(Dataset items)
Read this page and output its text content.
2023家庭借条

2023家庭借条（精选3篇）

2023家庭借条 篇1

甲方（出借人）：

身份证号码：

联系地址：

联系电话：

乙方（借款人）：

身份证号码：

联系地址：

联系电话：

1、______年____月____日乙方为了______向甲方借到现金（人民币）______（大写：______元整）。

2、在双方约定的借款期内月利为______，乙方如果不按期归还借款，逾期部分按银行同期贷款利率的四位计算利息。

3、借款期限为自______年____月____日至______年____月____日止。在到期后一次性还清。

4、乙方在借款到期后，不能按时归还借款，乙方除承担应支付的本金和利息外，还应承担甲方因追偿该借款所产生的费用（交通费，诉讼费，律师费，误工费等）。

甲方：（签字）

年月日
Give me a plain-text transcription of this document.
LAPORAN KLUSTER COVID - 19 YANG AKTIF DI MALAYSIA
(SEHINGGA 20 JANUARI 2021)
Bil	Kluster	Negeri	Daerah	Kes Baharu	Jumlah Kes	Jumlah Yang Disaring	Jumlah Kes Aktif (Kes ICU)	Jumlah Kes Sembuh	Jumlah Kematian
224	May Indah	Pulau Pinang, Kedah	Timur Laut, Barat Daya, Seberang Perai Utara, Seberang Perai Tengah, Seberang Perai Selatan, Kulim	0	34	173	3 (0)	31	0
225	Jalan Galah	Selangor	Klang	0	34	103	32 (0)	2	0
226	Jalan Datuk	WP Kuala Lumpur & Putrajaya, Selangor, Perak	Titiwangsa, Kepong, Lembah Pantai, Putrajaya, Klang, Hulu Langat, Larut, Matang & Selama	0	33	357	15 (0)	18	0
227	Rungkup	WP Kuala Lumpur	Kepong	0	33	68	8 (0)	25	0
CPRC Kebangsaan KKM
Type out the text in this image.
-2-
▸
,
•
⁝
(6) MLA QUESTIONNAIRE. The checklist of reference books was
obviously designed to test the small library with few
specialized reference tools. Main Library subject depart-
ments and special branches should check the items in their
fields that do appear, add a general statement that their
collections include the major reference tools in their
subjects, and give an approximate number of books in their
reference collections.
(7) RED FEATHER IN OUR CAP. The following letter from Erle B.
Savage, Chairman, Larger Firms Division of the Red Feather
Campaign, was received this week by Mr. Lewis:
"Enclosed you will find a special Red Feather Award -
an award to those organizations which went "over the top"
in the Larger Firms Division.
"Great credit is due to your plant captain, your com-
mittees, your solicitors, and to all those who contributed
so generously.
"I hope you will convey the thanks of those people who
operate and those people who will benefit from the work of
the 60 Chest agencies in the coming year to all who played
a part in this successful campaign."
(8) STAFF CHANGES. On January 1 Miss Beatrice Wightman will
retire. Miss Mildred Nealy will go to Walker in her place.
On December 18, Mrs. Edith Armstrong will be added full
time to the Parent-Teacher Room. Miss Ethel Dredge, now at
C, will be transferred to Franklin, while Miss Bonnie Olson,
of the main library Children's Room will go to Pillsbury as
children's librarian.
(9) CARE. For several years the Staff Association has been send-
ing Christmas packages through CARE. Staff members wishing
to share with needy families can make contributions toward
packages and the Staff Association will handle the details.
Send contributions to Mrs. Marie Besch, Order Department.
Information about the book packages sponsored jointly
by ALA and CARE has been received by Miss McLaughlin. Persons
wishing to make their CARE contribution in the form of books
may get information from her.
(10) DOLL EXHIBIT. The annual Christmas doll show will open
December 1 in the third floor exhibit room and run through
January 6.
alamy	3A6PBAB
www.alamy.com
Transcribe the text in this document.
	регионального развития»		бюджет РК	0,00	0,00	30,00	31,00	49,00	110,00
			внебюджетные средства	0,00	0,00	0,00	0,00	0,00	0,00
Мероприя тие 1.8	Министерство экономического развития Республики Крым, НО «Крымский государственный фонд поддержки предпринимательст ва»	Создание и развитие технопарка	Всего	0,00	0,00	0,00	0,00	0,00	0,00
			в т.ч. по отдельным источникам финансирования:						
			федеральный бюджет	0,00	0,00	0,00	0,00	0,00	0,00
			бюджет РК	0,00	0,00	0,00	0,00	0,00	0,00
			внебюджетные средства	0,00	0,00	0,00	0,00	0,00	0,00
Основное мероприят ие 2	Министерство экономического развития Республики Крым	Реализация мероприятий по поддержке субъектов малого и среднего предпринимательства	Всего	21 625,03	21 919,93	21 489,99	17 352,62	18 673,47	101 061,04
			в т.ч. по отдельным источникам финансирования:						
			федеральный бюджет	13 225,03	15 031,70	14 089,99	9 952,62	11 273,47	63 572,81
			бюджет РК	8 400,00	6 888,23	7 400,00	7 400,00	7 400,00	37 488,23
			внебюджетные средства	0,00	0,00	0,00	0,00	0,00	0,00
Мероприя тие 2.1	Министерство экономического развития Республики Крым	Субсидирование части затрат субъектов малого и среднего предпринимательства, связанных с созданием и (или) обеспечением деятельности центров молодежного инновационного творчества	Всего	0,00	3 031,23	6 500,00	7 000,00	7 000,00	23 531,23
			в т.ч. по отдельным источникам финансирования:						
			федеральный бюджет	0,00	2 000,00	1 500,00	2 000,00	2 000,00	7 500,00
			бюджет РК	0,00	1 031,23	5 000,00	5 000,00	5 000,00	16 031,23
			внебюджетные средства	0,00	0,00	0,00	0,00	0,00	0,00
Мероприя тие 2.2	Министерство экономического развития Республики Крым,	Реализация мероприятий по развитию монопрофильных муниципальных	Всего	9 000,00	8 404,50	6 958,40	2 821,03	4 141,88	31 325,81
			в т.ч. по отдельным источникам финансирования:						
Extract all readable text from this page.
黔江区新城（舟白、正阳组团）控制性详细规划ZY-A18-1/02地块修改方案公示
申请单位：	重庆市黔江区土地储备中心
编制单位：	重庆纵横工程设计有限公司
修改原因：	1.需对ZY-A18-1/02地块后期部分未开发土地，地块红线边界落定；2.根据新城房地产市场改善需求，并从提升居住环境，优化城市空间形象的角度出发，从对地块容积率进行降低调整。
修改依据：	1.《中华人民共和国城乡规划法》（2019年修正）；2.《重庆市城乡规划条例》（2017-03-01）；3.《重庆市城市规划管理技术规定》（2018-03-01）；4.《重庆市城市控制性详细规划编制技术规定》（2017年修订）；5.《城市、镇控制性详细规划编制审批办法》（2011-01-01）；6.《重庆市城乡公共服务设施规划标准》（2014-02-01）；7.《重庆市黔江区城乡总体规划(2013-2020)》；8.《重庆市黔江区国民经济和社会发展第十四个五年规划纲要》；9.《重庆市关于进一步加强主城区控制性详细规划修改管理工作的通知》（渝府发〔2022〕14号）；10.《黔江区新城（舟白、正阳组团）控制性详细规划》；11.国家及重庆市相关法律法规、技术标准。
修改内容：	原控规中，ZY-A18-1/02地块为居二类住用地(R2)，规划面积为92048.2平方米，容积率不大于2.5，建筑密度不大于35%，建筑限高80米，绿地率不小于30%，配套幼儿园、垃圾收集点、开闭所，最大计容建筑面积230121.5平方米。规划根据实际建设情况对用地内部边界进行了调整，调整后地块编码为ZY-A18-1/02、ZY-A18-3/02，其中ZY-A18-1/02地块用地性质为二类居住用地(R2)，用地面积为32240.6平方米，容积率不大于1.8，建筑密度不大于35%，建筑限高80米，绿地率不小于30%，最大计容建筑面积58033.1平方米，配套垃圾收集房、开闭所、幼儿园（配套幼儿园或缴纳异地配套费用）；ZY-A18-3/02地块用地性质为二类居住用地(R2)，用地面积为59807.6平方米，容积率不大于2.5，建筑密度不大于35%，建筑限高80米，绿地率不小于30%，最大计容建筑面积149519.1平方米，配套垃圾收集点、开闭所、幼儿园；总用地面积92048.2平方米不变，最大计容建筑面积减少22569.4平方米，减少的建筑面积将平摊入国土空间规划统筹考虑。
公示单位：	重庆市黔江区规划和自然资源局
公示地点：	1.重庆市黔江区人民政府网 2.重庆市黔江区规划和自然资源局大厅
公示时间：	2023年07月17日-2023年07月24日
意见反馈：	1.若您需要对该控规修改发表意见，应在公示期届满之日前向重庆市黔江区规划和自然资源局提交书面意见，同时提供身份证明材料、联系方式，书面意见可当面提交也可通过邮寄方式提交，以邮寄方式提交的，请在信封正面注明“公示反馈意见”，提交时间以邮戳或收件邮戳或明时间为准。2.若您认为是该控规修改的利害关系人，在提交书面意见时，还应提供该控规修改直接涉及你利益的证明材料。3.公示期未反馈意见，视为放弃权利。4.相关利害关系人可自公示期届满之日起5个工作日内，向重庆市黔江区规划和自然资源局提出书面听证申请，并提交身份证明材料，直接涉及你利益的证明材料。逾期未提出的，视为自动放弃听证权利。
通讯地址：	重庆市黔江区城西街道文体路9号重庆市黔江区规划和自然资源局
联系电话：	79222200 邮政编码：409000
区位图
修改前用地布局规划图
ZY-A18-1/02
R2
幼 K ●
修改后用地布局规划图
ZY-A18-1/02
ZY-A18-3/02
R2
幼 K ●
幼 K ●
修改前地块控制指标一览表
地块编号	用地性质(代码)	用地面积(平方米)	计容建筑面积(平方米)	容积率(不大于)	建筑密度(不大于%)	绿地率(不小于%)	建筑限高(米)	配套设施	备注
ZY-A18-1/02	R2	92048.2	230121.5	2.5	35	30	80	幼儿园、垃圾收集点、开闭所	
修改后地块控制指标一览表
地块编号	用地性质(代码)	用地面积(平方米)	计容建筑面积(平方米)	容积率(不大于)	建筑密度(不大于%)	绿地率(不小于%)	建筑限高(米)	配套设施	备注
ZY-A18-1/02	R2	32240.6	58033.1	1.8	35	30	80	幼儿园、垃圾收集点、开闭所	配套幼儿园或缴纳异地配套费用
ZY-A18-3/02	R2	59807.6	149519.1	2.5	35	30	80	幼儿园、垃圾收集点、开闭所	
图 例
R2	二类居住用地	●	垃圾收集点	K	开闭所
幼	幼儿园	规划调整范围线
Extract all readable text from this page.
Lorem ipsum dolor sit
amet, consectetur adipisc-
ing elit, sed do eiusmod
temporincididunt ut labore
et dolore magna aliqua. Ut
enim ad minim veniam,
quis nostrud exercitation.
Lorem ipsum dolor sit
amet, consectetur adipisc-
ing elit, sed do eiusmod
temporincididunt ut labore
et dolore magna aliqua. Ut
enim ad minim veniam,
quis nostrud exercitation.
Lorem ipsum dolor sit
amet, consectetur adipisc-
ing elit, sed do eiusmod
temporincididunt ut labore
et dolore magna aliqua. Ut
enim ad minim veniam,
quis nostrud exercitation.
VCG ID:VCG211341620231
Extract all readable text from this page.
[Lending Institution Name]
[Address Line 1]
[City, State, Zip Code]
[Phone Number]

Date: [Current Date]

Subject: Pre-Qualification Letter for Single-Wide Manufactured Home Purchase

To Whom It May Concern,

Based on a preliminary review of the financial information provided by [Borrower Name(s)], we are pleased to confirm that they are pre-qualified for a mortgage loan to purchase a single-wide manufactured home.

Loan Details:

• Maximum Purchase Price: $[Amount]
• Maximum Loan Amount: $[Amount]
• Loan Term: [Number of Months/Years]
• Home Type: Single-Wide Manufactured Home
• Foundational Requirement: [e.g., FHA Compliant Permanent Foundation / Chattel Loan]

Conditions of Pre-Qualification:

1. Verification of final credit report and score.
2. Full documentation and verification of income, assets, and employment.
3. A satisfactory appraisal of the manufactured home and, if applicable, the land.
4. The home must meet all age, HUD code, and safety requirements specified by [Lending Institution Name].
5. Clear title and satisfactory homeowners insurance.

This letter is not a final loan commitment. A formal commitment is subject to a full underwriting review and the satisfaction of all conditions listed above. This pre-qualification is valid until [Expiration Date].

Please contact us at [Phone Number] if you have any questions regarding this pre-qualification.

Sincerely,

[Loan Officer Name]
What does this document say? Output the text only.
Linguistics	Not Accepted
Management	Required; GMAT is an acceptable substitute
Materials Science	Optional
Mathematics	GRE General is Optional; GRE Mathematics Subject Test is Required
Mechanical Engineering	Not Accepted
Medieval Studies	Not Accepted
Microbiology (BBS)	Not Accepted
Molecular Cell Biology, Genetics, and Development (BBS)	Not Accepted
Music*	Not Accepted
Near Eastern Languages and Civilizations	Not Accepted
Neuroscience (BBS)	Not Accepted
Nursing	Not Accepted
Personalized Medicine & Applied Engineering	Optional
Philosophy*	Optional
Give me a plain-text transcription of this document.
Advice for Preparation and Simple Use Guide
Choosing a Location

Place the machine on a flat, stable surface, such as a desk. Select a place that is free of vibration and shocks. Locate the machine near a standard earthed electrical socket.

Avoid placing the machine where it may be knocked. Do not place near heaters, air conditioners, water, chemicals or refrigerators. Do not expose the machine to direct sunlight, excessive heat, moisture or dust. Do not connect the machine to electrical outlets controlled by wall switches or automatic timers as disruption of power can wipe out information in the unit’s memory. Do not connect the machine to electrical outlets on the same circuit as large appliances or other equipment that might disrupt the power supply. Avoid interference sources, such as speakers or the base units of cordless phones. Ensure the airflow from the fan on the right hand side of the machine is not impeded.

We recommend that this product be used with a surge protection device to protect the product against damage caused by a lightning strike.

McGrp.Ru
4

• _AIM OF THE EXERCISE_:
Working from the entries above, return all lines that contain "received".

• _THE REPLY_:
Campaign, was received this week by Mr. Lewis:
by ALA and CARE has been received by Miss McLaughlin. Persons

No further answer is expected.